» Short problem
Pull every "rank" line out of the data below.

-------------------------

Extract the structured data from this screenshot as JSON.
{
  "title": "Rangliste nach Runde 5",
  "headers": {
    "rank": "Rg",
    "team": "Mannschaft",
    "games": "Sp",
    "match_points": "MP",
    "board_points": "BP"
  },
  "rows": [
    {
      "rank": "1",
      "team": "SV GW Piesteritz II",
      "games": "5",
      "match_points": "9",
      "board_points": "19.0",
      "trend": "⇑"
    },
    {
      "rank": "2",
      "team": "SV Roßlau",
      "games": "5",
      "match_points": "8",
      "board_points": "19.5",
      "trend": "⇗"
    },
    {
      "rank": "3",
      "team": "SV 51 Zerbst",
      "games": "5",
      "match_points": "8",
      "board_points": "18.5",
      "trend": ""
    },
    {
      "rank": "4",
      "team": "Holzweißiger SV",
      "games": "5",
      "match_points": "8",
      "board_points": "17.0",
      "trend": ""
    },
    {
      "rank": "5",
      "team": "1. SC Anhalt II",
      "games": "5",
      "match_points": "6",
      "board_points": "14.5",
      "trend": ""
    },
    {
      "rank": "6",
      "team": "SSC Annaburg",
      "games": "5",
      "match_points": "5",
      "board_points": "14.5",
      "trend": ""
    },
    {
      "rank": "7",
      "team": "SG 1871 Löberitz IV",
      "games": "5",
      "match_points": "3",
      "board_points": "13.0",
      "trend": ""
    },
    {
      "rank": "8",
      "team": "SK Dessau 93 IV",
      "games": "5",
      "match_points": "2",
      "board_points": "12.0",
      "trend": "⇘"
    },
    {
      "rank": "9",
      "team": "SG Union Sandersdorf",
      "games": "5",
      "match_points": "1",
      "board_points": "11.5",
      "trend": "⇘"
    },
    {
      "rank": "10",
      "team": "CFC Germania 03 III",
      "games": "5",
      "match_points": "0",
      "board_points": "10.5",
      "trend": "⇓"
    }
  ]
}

-------------------------

» Solution to the exercise
    "rank": "Rg",
      "rank": "1",
      "rank": "2",
      "rank": "3",
      "rank": "4",
      "rank": "5",
      "rank": "6",
      "rank": "7",
      "rank": "8",
      "rank": "9",
      "rank": "10",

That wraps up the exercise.